EXERCISE REQUIREMENTS
Each entry below should be reproduced character for character.

SUPPLIED DATA
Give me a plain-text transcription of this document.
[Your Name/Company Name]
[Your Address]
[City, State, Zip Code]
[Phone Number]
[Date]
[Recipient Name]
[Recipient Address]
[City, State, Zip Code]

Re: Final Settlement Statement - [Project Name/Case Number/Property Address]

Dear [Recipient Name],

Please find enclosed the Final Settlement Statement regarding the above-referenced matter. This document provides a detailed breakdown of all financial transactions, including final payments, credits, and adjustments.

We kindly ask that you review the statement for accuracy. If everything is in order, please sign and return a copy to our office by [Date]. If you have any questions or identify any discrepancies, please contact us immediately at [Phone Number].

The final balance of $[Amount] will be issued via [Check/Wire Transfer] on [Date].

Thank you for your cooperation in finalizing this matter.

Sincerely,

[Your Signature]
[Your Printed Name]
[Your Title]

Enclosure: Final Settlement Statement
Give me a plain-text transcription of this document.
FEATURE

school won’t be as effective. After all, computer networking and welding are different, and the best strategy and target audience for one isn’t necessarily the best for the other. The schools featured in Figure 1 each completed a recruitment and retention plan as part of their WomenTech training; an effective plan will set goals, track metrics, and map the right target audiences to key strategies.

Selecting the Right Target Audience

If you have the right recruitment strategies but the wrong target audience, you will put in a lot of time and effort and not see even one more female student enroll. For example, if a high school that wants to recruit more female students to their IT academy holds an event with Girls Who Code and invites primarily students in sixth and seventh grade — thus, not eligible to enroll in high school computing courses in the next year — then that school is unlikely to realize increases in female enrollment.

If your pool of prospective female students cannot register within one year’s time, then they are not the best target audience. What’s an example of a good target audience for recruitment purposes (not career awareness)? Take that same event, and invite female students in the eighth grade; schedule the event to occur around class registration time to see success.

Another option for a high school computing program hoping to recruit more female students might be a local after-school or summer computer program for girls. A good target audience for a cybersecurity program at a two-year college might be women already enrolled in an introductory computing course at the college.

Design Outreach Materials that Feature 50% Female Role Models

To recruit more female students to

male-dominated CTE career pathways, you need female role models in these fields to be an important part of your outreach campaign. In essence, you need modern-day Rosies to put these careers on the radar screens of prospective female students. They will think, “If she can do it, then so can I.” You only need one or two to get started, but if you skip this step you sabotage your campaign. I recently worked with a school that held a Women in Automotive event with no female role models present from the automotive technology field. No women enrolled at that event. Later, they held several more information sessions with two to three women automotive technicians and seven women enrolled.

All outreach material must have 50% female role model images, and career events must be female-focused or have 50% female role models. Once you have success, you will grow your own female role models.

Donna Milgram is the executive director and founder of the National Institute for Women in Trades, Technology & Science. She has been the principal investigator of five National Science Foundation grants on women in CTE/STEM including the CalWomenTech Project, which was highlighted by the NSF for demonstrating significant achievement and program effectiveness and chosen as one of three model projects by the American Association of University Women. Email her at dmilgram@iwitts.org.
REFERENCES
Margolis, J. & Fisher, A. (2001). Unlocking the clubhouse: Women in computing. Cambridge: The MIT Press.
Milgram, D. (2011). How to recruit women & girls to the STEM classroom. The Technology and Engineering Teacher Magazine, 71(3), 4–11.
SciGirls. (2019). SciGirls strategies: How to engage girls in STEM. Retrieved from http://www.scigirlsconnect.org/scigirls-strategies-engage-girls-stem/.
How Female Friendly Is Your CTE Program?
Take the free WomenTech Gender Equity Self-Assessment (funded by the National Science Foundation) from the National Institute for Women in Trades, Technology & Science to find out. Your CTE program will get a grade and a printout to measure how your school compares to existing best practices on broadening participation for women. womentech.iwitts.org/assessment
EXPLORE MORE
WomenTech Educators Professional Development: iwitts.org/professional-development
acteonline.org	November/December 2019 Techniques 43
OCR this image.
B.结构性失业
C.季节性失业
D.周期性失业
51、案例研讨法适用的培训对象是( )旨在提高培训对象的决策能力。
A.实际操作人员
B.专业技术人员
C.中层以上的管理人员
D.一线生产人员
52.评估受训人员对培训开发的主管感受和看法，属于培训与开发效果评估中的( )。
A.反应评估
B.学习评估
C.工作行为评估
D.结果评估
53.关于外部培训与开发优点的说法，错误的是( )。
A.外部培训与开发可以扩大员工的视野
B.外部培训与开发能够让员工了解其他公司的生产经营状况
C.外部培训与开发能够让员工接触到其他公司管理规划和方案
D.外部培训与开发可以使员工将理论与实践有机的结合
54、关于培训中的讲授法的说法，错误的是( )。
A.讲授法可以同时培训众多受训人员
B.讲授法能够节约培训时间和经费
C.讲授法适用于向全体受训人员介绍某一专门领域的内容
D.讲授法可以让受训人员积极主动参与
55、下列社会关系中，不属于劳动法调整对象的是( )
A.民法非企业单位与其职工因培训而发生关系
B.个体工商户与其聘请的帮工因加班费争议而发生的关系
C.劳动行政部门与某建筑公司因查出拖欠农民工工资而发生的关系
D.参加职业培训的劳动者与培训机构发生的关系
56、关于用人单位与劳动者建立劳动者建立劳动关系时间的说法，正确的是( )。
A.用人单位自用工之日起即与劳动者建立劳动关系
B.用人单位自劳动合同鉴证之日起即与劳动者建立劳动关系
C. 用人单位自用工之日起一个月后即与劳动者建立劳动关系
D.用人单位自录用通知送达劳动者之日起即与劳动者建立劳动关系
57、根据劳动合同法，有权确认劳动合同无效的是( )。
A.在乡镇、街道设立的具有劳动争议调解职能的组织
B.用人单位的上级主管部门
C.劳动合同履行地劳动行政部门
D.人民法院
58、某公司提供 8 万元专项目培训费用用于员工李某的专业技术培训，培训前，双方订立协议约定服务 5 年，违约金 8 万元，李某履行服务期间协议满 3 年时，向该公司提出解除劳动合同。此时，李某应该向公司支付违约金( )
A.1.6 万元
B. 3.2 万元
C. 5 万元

SOLUTION TO THE PROBLEM
Give me a plain-text transcription of this document.
[Your Name/Company Name]
[Your Address]
[City, State, Zip Code]
[Phone Number]
[Date]
[Recipient Name]
[Recipient Address]
[City, State, Zip Code]

Re: Final Settlement Statement - [Project Name/Case Number/Property Address]

Dear [Recipient Name],

Please find enclosed the Final Settlement Statement regarding the above-referenced matter. This document provides a detailed breakdown of all financial transactions, including final payments, credits, and adjustments.

We kindly ask that you review the statement for accuracy. If everything is in order, please sign and return a copy to our office by [Date]. If you have any questions or identify any discrepancies, please contact us immediately at [Phone Number].

The final balance of $[Amount] will be issued via [Check/Wire Transfer] on [Date].

Thank you for your cooperation in finalizing this matter.

Sincerely,

[Your Signature]
[Your Printed Name]
[Your Title]

Enclosure: Final Settlement Statement
Give me a plain-text transcription of this document.
FEATURE

school won’t be as effective. After all, computer networking and welding are different, and the best strategy and target audience for one isn’t necessarily the best for the other. The schools featured in Figure 1 each completed a recruitment and retention plan as part of their WomenTech training; an effective plan will set goals, track metrics, and map the right target audiences to key strategies.

Selecting the Right Target Audience

If you have the right recruitment strategies but the wrong target audience, you will put in a lot of time and effort and not see even one more female student enroll. For example, if a high school that wants to recruit more female students to their IT academy holds an event with Girls Who Code and invites primarily students in sixth and seventh grade — thus, not eligible to enroll in high school computing courses in the next year — then that school is unlikely to realize increases in female enrollment.

If your pool of prospective female students cannot register within one year’s time, then they are not the best target audience. What’s an example of a good target audience for recruitment purposes (not career awareness)? Take that same event, and invite female students in the eighth grade; schedule the event to occur around class registration time to see success.

Another option for a high school computing program hoping to recruit more female students might be a local after-school or summer computer program for girls. A good target audience for a cybersecurity program at a two-year college might be women already enrolled in an introductory computing course at the college.

Design Outreach Materials that Feature 50% Female Role Models

To recruit more female students to

male-dominated CTE career pathways, you need female role models in these fields to be an important part of your outreach campaign. In essence, you need modern-day Rosies to put these careers on the radar screens of prospective female students. They will think, “If she can do it, then so can I.” You only need one or two to get started, but if you skip this step you sabotage your campaign. I recently worked with a school that held a Women in Automotive event with no female role models present from the automotive technology field. No women enrolled at that event. Later, they held several more information sessions with two to three women automotive technicians and seven women enrolled.

All outreach material must have 50% female role model images, and career events must be female-focused or have 50% female role models. Once you have success, you will grow your own female role models.

Donna Milgram is the executive director and founder of the National Institute for Women in Trades, Technology & Science. She has been the principal investigator of five National Science Foundation grants on women in CTE/STEM including the CalWomenTech Project, which was highlighted by the NSF for demonstrating significant achievement and program effectiveness and chosen as one of three model projects by the American Association of University Women. Email her at dmilgram@iwitts.org.
REFERENCES
Margolis, J. & Fisher, A. (2001). Unlocking the clubhouse: Women in computing. Cambridge: The MIT Press.
Milgram, D. (2011). How to recruit women & girls to the STEM classroom. The Technology and Engineering Teacher Magazine, 71(3), 4–11.
SciGirls. (2019). SciGirls strategies: How to engage girls in STEM. Retrieved from http://www.scigirlsconnect.org/scigirls-strategies-engage-girls-stem/.
How Female Friendly Is Your CTE Program?
Take the free WomenTech Gender Equity Self-Assessment (funded by the National Science Foundation) from the National Institute for Women in Trades, Technology & Science to find out. Your CTE program will get a grade and a printout to measure how your school compares to existing best practices on broadening participation for women. womentech.iwitts.org/assessment
EXPLORE MORE
WomenTech Educators Professional Development: iwitts.org/professional-development
acteonline.org	November/December 2019 Techniques 43
OCR this image.
B.结构性失业
C.季节性失业
D.周期性失业
51、案例研讨法适用的培训对象是( )旨在提高培训对象的决策能力。
A.实际操作人员
B.专业技术人员
C.中层以上的管理人员
D.一线生产人员
52.评估受训人员对培训开发的主管感受和看法，属于培训与开发效果评估中的( )。
A.反应评估
B.学习评估
C.工作行为评估
D.结果评估
53.关于外部培训与开发优点的说法，错误的是( )。
A.外部培训与开发可以扩大员工的视野
B.外部培训与开发能够让员工了解其他公司的生产经营状况
C.外部培训与开发能够让员工接触到其他公司管理规划和方案
D.外部培训与开发可以使员工将理论与实践有机的结合
54、关于培训中的讲授法的说法，错误的是( )。
A.讲授法可以同时培训众多受训人员
B.讲授法能够节约培训时间和经费
C.讲授法适用于向全体受训人员介绍某一专门领域的内容
D.讲授法可以让受训人员积极主动参与
55、下列社会关系中，不属于劳动法调整对象的是( )
A.民法非企业单位与其职工因培训而发生关系
B.个体工商户与其聘请的帮工因加班费争议而发生的关系
C.劳动行政部门与某建筑公司因查出拖欠农民工工资而发生的关系
D.参加职业培训的劳动者与培训机构发生的关系
56、关于用人单位与劳动者建立劳动者建立劳动关系时间的说法，正确的是( )。
A.用人单位自用工之日起即与劳动者建立劳动关系
B.用人单位自劳动合同鉴证之日起即与劳动者建立劳动关系
C. 用人单位自用工之日起一个月后即与劳动者建立劳动关系
D.用人单位自录用通知送达劳动者之日起即与劳动者建立劳动关系
57、根据劳动合同法，有权确认劳动合同无效的是( )。
A.在乡镇、街道设立的具有劳动争议调解职能的组织
B.用人单位的上级主管部门
C.劳动合同履行地劳动行政部门
D.人民法院
58、某公司提供 8 万元专项目培训费用用于员工李某的专业技术培训，培训前，双方订立协议约定服务 5 年，违约金 8 万元，李某履行服务期间协议满 3 年时，向该公司提出解除劳动合同。此时，李某应该向公司支付违约金( )
A.1.6 万元
B. 3.2 万元
C. 5 万元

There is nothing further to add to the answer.